§ **Directive**:
Read the records below. Copy each line where the string "source" occurs.

§ **Record list**:
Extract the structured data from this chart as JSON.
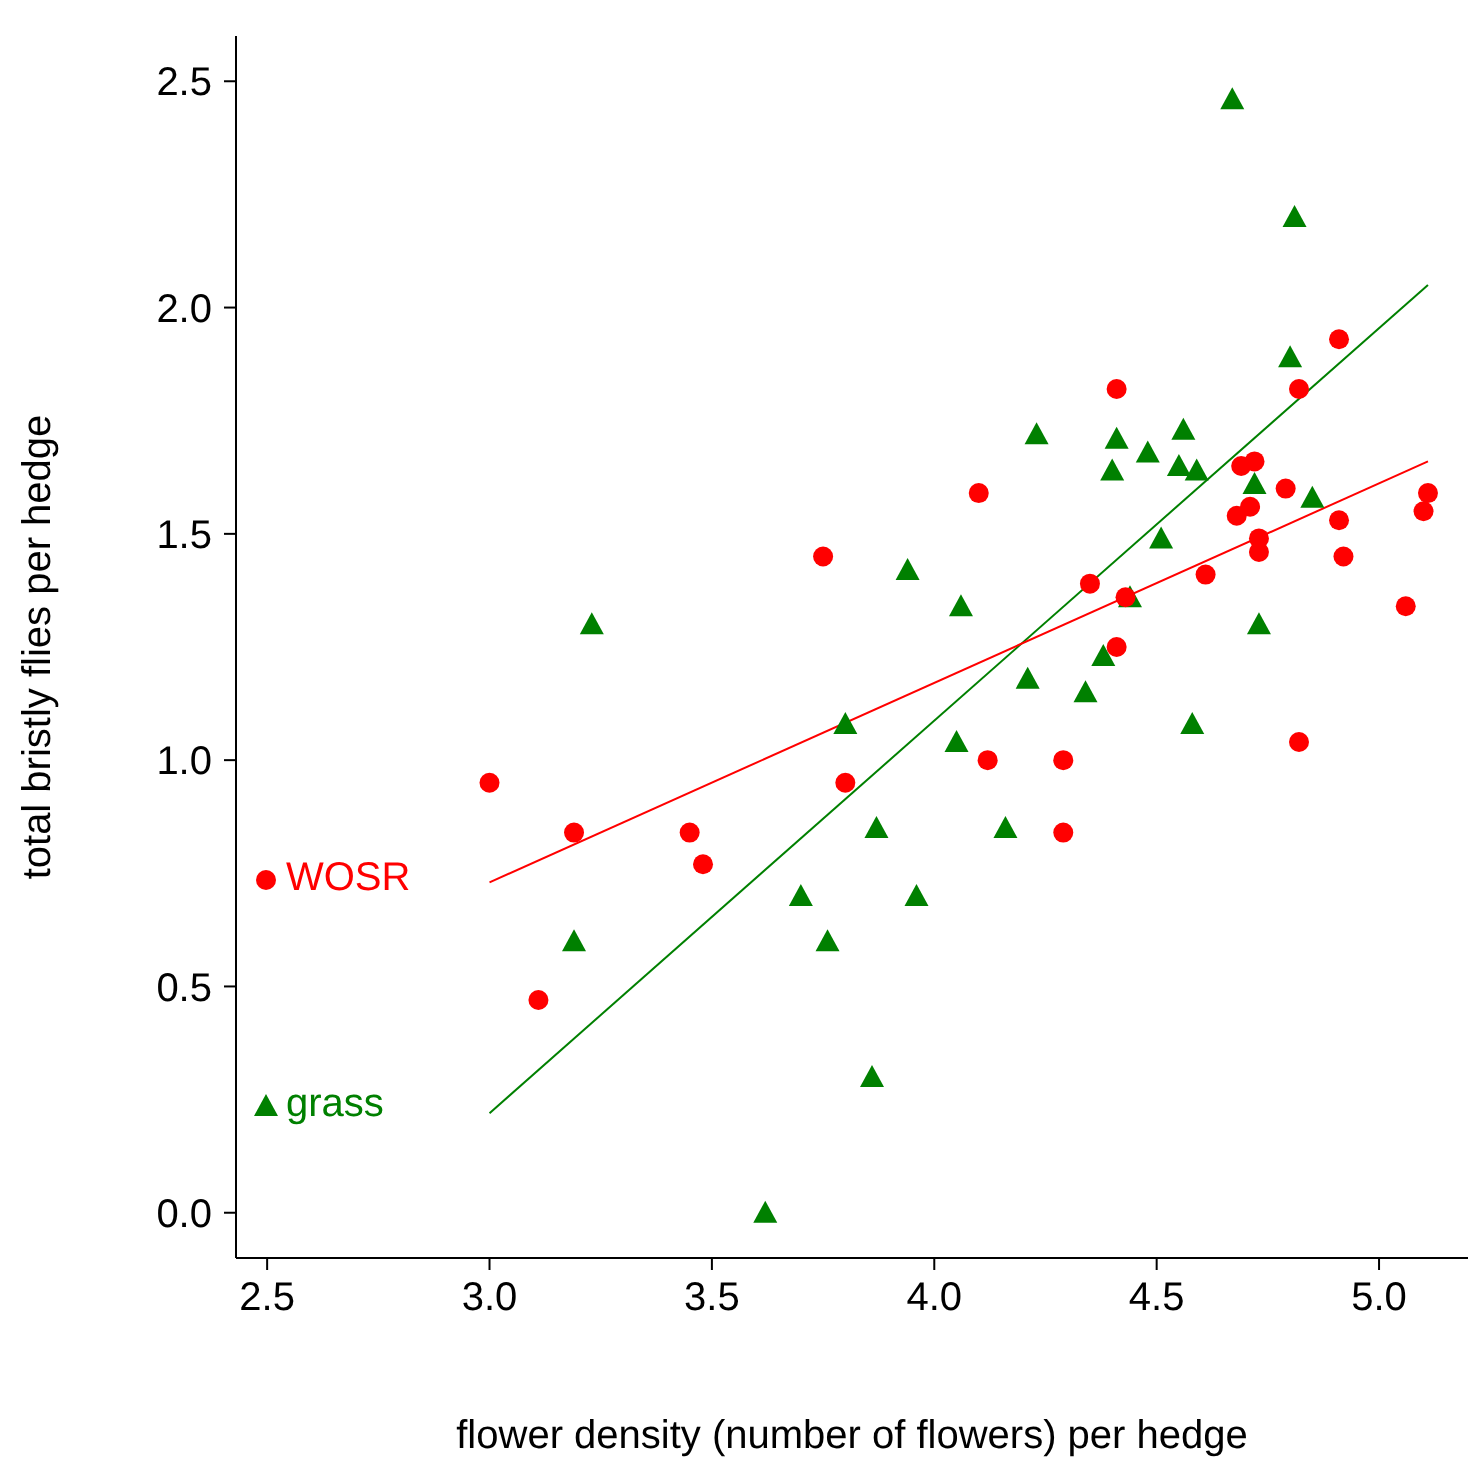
{
  "chart_data": {
    "type": "scatter",
    "xlabel": "flower density (number of flowers) per hedge",
    "ylabel": "total bristly flies per hedge",
    "xlim": [
      2.43,
      5.2
    ],
    "ylim": [
      -0.1,
      2.6
    ],
    "xticks": [
      {
        "value": 2.5,
        "label": "2.5"
      },
      {
        "value": 3,
        "label": "3.0"
      },
      {
        "value": 3.5,
        "label": "3.5"
      },
      {
        "value": 4,
        "label": "4.0"
      },
      {
        "value": 4.5,
        "label": "4.5"
      },
      {
        "value": 5,
        "label": "5.0"
      }
    ],
    "yticks": [
      {
        "value": 0,
        "label": "0.0"
      },
      {
        "value": 0.5,
        "label": "0.5"
      },
      {
        "value": 1,
        "label": "1.0"
      },
      {
        "value": 1.5,
        "label": "1.5"
      },
      {
        "value": 2,
        "label": "2.0"
      },
      {
        "value": 2.5,
        "label": "2.5"
      }
    ],
    "grid": false,
    "legend": "bottom left",
    "series": [
      {
        "name": "WOSR",
        "marker": "circle",
        "color": "#ff0000",
        "x": [
          4.41,
          4.91,
          4.82,
          4.1,
          4.69,
          4.72,
          4.79,
          4.68,
          4.71,
          4.91,
          5.11,
          5.1,
          4.73,
          4.73,
          4.92,
          3.75,
          4.61,
          4.35,
          4.43,
          5.06,
          4.41,
          4.12,
          4.29,
          3.8,
          3.0,
          4.82,
          4.29,
          3.45,
          3.19,
          3.48,
          3.11
        ],
        "values": [
          1.82,
          1.93,
          1.82,
          1.59,
          1.65,
          1.66,
          1.6,
          1.54,
          1.56,
          1.53,
          1.59,
          1.55,
          1.49,
          1.46,
          1.45,
          1.45,
          1.41,
          1.39,
          1.36,
          1.34,
          1.25,
          1.0,
          1.0,
          0.95,
          0.95,
          1.04,
          0.84,
          0.84,
          0.84,
          0.77,
          0.47
        ]
      },
      {
        "name": "grass",
        "marker": "triangle",
        "color": "#008000",
        "x": [
          4.67,
          4.81,
          4.8,
          4.23,
          4.41,
          4.48,
          4.56,
          4.4,
          4.55,
          4.59,
          4.72,
          4.85,
          4.51,
          3.94,
          4.06,
          3.23,
          4.73,
          4.38,
          4.21,
          4.34,
          3.8,
          4.58,
          4.05,
          3.87,
          4.16,
          3.7,
          3.96,
          3.19,
          3.76,
          3.86,
          3.62,
          4.44
        ],
        "values": [
          2.46,
          2.2,
          1.89,
          1.72,
          1.71,
          1.68,
          1.73,
          1.64,
          1.65,
          1.64,
          1.61,
          1.58,
          1.49,
          1.42,
          1.34,
          1.3,
          1.3,
          1.23,
          1.18,
          1.15,
          1.08,
          1.08,
          1.04,
          0.85,
          0.85,
          0.7,
          0.7,
          0.6,
          0.6,
          0.3,
          0.0,
          1.36
        ]
      },
      {
        "type": "line",
        "marker": "none",
        "line_style": "solid",
        "color": "#ff0000",
        "x": [
          3.0,
          5.11
        ],
        "values": [
          0.73,
          1.66
        ]
      },
      {
        "type": "line",
        "marker": "none",
        "line_style": "solid",
        "color": "#008000",
        "x": [
          3.0,
          5.11
        ],
        "values": [
          0.22,
          2.05
        ]
      }
    ]
  }
}
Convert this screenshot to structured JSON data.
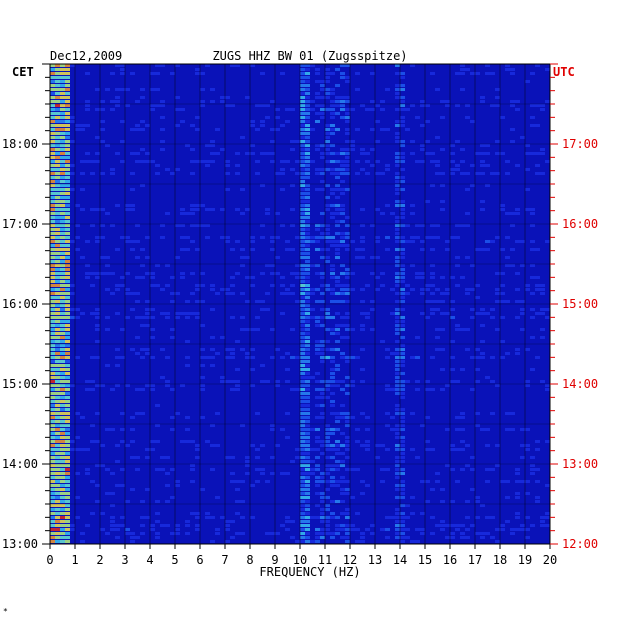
{
  "chart_data": {
    "type": "heatmap",
    "title_left": "Dec12,2009",
    "title_center": "ZUGS HHZ BW 01 (Zugsspitze)",
    "left_axis_label": "CET",
    "right_axis_label": "UTC",
    "xlabel": "FREQUENCY (HZ)",
    "x_range": [
      0,
      20
    ],
    "x_ticks": [
      "0",
      "1",
      "2",
      "3",
      "4",
      "5",
      "6",
      "7",
      "8",
      "9",
      "10",
      "11",
      "12",
      "13",
      "14",
      "15",
      "16",
      "17",
      "18",
      "19",
      "20"
    ],
    "y_range_hours_cet": [
      13,
      19
    ],
    "left_ticks": [
      {
        "hour": 18,
        "label": "18:00"
      },
      {
        "hour": 17,
        "label": "17:00"
      },
      {
        "hour": 16,
        "label": "16:00"
      },
      {
        "hour": 15,
        "label": "15:00"
      },
      {
        "hour": 14,
        "label": "14:00"
      },
      {
        "hour": 13,
        "label": "13:00"
      }
    ],
    "right_ticks": [
      {
        "hour": 18,
        "label": "17:00"
      },
      {
        "hour": 17,
        "label": "16:00"
      },
      {
        "hour": 16,
        "label": "15:00"
      },
      {
        "hour": 15,
        "label": "14:00"
      },
      {
        "hour": 14,
        "label": "13:00"
      },
      {
        "hour": 13,
        "label": "12:00"
      }
    ],
    "colors": {
      "background": "#0a12b8",
      "right_axis": "#e00000",
      "text": "#000000"
    },
    "grid": true
  },
  "corner_mark": "*"
}
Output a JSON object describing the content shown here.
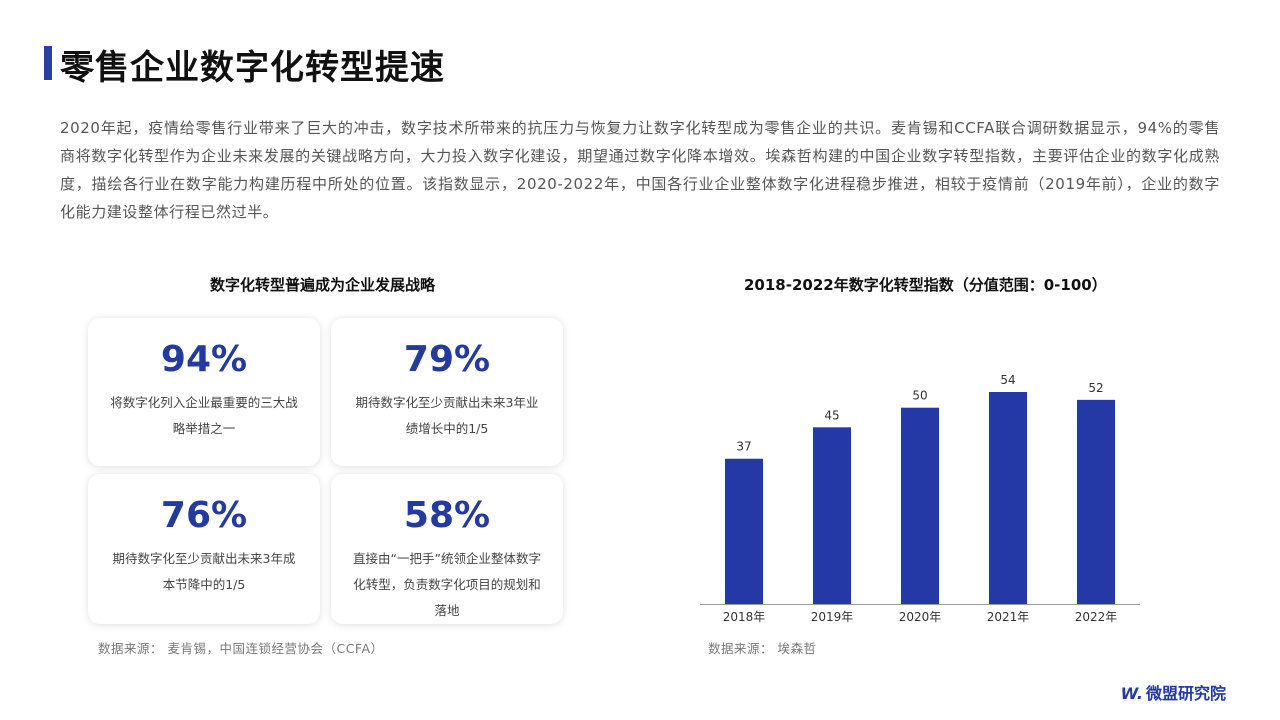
{
  "header": {
    "title": "零售企业数字化转型提速"
  },
  "intro": "2020年起，疫情给零售行业带来了巨大的冲击，数字技术所带来的抗压力与恢复力让数字化转型成为零售企业的共识。麦肯锡和CCFA联合调研数据显示，94%的零售商将数字化转型作为企业未来发展的关键战略方向，大力投入数字化建设，期望通过数字化降本增效。埃森哲构建的中国企业数字转型指数，主要评估企业的数字化成熟度，描绘各行业在数字能力构建历程中所处的位置。该指数显示，2020-2022年，中国各行业企业整体数字化进程稳步推进，相较于疫情前（2019年前），企业的数字化能力建设整体行程已然过半。",
  "left_panel": {
    "title": "数字化转型普遍成为企业发展战略",
    "cards": [
      {
        "value": "94%",
        "desc": "将数字化列入企业最重要的三大战略举措之一"
      },
      {
        "value": "79%",
        "desc": "期待数字化至少贡献出未来3年业绩增长中的1/5"
      },
      {
        "value": "76%",
        "desc": "期待数字化至少贡献出未来3年成本节降中的1/5"
      },
      {
        "value": "58%",
        "desc": "直接由“一把手”统领企业整体数字化转型，负责数字化项目的规划和落地"
      }
    ],
    "source": "数据来源： 麦肯锡，中国连锁经营协会（CCFA）"
  },
  "right_panel": {
    "title": "2018-2022年数字化转型指数（分值范围：0-100）",
    "source": "数据来源： 埃森哲"
  },
  "chart_data": {
    "type": "bar",
    "title": "2018-2022年数字化转型指数（分值范围：0-100）",
    "categories": [
      "2018年",
      "2019年",
      "2020年",
      "2021年",
      "2022年"
    ],
    "values": [
      37,
      45,
      50,
      54,
      52
    ],
    "ylim": [
      0,
      54
    ],
    "bar_color": "#2438a6",
    "data_labels": true,
    "grid": false
  },
  "brand": {
    "mark": "W.",
    "name": "微盟研究院",
    "color": "#253a9e"
  }
}
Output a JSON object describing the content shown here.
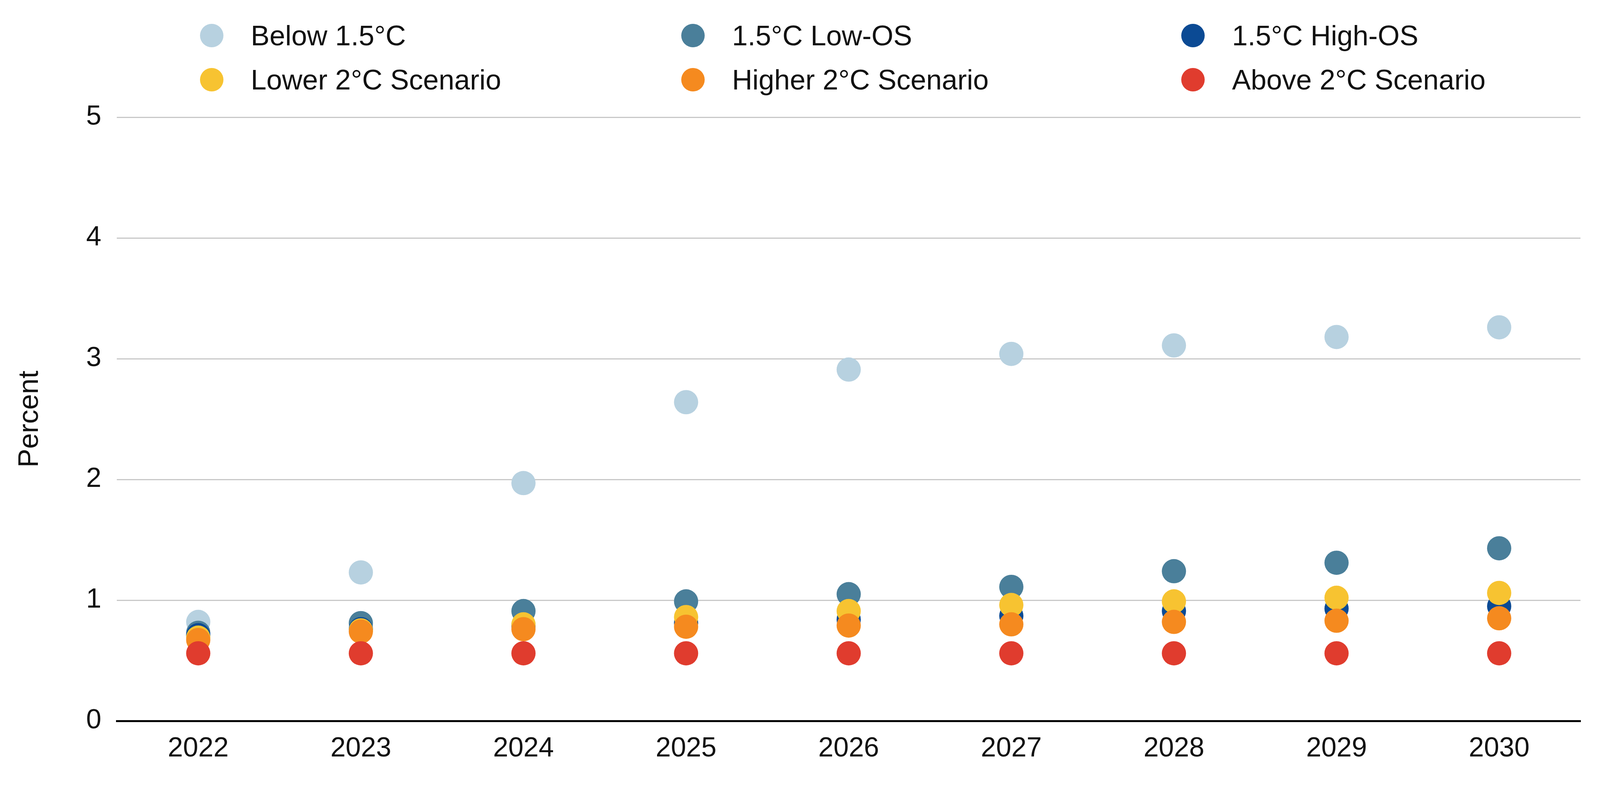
{
  "chart_data": {
    "type": "scatter",
    "y_label": "Percent",
    "categories": [
      "2022",
      "2023",
      "2024",
      "2025",
      "2026",
      "2027",
      "2028",
      "2029",
      "2030"
    ],
    "ylim": [
      0,
      5
    ],
    "yticks": [
      0,
      1,
      2,
      3,
      4,
      5
    ],
    "grid": true,
    "legend": "top",
    "marker": "circle",
    "series": [
      {
        "name": "Below 1.5°C",
        "color": "#b7d1e0",
        "values": [
          0.82,
          1.23,
          1.97,
          2.64,
          2.91,
          3.04,
          3.11,
          3.18,
          3.26
        ]
      },
      {
        "name": "1.5°C Low-OS",
        "color": "#4a7f9a",
        "values": [
          0.73,
          0.81,
          0.91,
          0.99,
          1.05,
          1.11,
          1.24,
          1.31,
          1.43
        ]
      },
      {
        "name": "1.5°C High-OS",
        "color": "#0b4a94",
        "values": [
          0.71,
          0.76,
          0.79,
          0.81,
          0.84,
          0.87,
          0.91,
          0.93,
          0.95
        ]
      },
      {
        "name": "Lower 2°C Scenario",
        "color": "#f7c331",
        "values": [
          0.69,
          0.75,
          0.8,
          0.86,
          0.91,
          0.96,
          0.99,
          1.02,
          1.06
        ]
      },
      {
        "name": "Higher 2°C Scenario",
        "color": "#f58a1f",
        "values": [
          0.67,
          0.74,
          0.76,
          0.78,
          0.79,
          0.8,
          0.82,
          0.83,
          0.85
        ]
      },
      {
        "name": "Above 2°C Scenario",
        "color": "#e03c2e",
        "values": [
          0.56,
          0.56,
          0.56,
          0.56,
          0.56,
          0.56,
          0.56,
          0.56,
          0.56
        ]
      }
    ]
  }
}
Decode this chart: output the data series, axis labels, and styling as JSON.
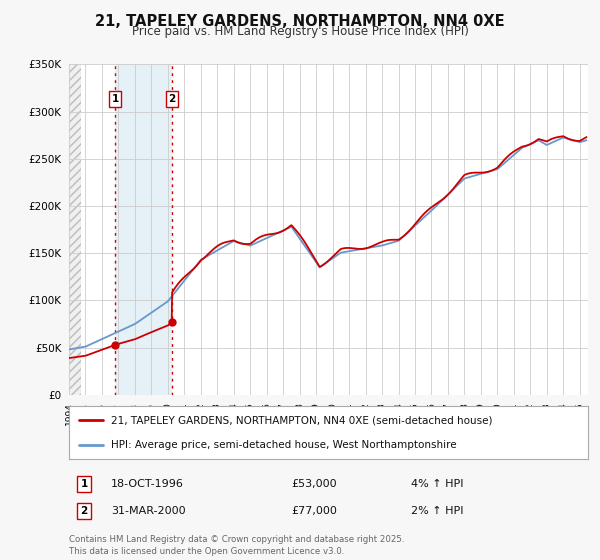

§ **Full solution**:
    "source": "数据来源： 麦肯锡，中国连锁经营协会（CCFA）"
    "source": "数据来源： 埃森哲"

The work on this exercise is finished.